**JOB**
How many lines in the listing below include the word "不同释义"? Reply with the count alone.
===
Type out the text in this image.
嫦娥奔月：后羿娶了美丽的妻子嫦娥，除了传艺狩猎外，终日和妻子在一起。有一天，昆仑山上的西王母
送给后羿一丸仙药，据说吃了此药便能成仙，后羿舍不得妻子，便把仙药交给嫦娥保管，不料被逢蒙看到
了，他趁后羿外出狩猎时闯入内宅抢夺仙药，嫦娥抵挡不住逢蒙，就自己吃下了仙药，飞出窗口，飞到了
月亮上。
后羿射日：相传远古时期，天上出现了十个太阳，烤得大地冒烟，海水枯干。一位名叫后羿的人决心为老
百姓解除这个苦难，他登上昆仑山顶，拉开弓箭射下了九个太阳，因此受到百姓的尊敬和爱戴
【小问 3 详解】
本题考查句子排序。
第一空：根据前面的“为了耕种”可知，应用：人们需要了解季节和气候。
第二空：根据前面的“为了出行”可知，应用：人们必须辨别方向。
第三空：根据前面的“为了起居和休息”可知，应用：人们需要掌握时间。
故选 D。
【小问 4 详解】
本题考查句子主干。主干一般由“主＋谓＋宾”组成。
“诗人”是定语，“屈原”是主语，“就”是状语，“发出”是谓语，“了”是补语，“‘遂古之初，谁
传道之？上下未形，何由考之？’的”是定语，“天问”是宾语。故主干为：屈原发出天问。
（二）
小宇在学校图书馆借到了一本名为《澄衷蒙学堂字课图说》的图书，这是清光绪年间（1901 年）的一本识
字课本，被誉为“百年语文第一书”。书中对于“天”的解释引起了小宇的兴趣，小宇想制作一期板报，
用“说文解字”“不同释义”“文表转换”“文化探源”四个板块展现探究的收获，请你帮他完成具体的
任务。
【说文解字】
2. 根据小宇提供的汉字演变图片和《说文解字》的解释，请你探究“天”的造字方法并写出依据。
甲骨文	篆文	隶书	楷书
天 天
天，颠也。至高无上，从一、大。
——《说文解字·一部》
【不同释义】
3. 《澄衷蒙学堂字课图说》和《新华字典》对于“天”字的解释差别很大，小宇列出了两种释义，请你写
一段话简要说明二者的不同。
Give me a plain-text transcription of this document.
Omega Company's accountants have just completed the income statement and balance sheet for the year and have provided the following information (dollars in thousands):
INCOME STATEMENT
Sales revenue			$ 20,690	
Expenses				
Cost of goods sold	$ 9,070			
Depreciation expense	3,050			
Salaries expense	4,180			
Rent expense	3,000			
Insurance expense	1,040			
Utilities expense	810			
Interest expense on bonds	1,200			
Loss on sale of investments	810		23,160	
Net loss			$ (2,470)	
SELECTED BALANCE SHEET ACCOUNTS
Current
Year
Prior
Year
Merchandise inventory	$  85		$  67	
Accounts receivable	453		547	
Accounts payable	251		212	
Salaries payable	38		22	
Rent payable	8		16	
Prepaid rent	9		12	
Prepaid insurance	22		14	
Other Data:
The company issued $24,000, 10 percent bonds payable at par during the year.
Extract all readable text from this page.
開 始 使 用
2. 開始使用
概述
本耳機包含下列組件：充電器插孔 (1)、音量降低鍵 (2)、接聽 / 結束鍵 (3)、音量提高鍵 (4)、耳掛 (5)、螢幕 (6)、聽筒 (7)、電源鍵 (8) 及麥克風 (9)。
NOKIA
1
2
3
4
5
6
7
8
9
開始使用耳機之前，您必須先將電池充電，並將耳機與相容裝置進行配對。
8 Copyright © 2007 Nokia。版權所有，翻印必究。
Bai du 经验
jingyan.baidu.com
===
**EXERCISE OUTPUT**
2